What you should do —
Retype all material exactly. Pictures stay out of the copy.

++++++

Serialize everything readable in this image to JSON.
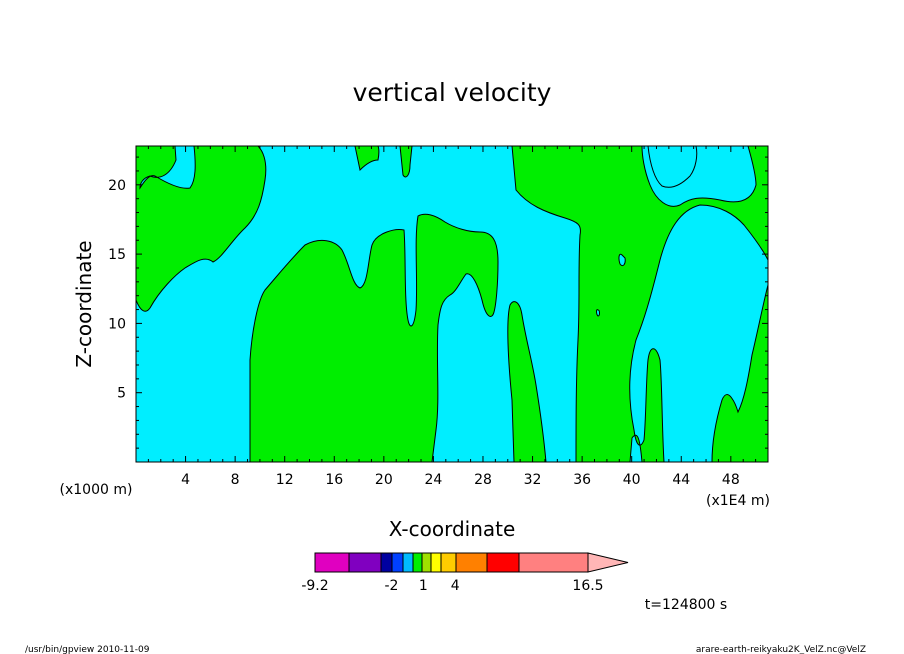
{
  "chart_data": {
    "type": "heatmap",
    "title": "vertical velocity",
    "xlabel": "X-coordinate",
    "ylabel": "Z-coordinate",
    "x_unit": "(x1E4 m)",
    "z_unit": "(x1000 m)",
    "x_ticks": [
      "4",
      "8",
      "12",
      "16",
      "20",
      "24",
      "28",
      "32",
      "36",
      "40",
      "44",
      "48"
    ],
    "x_tick_values": [
      4,
      8,
      12,
      16,
      20,
      24,
      28,
      32,
      36,
      40,
      44,
      48
    ],
    "xlim": [
      0,
      51
    ],
    "y_ticks": [
      "20",
      "15",
      "10",
      "5"
    ],
    "y_tick_values": [
      20,
      15,
      10,
      5
    ],
    "ylim": [
      0,
      22.8
    ],
    "colors": {
      "negative": "#00eeff",
      "positive": "#00ee00",
      "contour": "#000000"
    },
    "colorbar": {
      "labels": [
        "-9.2",
        "-2",
        "1",
        "4",
        "16.5"
      ],
      "label_values": [
        -9.2,
        -2,
        1,
        4,
        16.5
      ],
      "bins": [
        {
          "color": "#e000c0"
        },
        {
          "color": "#8000c0"
        },
        {
          "color": "#0000a0"
        },
        {
          "color": "#0040ff"
        },
        {
          "color": "#00bbff"
        },
        {
          "color": "#00ee00"
        },
        {
          "color": "#a0e000"
        },
        {
          "color": "#ffff00"
        },
        {
          "color": "#ffcc00"
        },
        {
          "color": "#ff8000"
        },
        {
          "color": "#ff0000"
        },
        {
          "color": "#ff8080"
        },
        {
          "color": "#ffb6b6"
        }
      ]
    },
    "time_label": "t=124800 s"
  },
  "footer": {
    "left": "/usr/bin/gpview  2010-11-09",
    "right": "arare-earth-reikyaku2K_VelZ.nc@VelZ"
  }
}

++++++

Final answer —
Serialize everything readable in this image to JSON.
{
  "chart_data": {
    "type": "heatmap",
    "title": "vertical velocity",
    "xlabel": "X-coordinate",
    "ylabel": "Z-coordinate",
    "x_unit": "(x1E4 m)",
    "z_unit": "(x1000 m)",
    "x_ticks": [
      "4",
      "8",
      "12",
      "16",
      "20",
      "24",
      "28",
      "32",
      "36",
      "40",
      "44",
      "48"
    ],
    "x_tick_values": [
      4,
      8,
      12,
      16,
      20,
      24,
      28,
      32,
      36,
      40,
      44,
      48
    ],
    "xlim": [
      0,
      51
    ],
    "y_ticks": [
      "20",
      "15",
      "10",
      "5"
    ],
    "y_tick_values": [
      20,
      15,
      10,
      5
    ],
    "ylim": [
      0,
      22.8
    ],
    "colors": {
      "negative": "#00eeff",
      "positive": "#00ee00",
      "contour": "#000000"
    },
    "colorbar": {
      "labels": [
        "-9.2",
        "-2",
        "1",
        "4",
        "16.5"
      ],
      "label_values": [
        -9.2,
        -2,
        1,
        4,
        16.5
      ],
      "bins": [
        {
          "color": "#e000c0"
        },
        {
          "color": "#8000c0"
        },
        {
          "color": "#0000a0"
        },
        {
          "color": "#0040ff"
        },
        {
          "color": "#00bbff"
        },
        {
          "color": "#00ee00"
        },
        {
          "color": "#a0e000"
        },
        {
          "color": "#ffff00"
        },
        {
          "color": "#ffcc00"
        },
        {
          "color": "#ff8000"
        },
        {
          "color": "#ff0000"
        },
        {
          "color": "#ff8080"
        },
        {
          "color": "#ffb6b6"
        }
      ]
    },
    "time_label": "t=124800 s"
  },
  "footer": {
    "left": "/usr/bin/gpview  2010-11-09",
    "right": "arare-earth-reikyaku2K_VelZ.nc@VelZ"
  }
}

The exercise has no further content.